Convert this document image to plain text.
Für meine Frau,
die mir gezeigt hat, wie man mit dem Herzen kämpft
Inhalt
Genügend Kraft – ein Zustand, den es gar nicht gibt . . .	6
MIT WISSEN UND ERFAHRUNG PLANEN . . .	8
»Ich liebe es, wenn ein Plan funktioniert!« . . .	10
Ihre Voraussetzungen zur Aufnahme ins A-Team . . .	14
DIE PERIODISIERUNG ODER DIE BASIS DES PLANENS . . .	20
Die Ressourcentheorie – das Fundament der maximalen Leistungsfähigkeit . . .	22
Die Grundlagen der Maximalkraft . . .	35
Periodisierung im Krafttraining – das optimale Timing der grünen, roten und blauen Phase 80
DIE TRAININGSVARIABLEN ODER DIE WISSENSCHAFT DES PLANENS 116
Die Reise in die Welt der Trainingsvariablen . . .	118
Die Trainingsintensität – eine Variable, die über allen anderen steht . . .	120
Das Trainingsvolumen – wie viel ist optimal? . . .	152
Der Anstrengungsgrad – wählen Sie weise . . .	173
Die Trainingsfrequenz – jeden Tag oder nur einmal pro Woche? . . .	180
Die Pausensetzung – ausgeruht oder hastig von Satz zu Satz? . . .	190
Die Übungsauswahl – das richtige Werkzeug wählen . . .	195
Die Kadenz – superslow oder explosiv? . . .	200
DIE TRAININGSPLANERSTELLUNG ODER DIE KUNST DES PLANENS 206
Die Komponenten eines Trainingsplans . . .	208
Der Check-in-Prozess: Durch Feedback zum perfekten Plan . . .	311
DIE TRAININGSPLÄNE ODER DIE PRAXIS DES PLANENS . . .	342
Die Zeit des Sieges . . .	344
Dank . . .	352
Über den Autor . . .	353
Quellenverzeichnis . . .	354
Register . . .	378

· · · · ·

== STATED GOAL ==
Report each line in the data that holds the word "PLANENS".

== SOLUTION FOR THIS PROBLEM ==
DIE PERIODISIERUNG ODER DIE BASIS DES PLANENS . . .	20
DIE TRAININGSVARIABLEN ODER DIE WISSENSCHAFT DES PLANENS 116
DIE TRAININGSPLANERSTELLUNG ODER DIE KUNST DES PLANENS 206
DIE TRAININGSPLÄNE ODER DIE PRAXIS DES PLANENS . . .	342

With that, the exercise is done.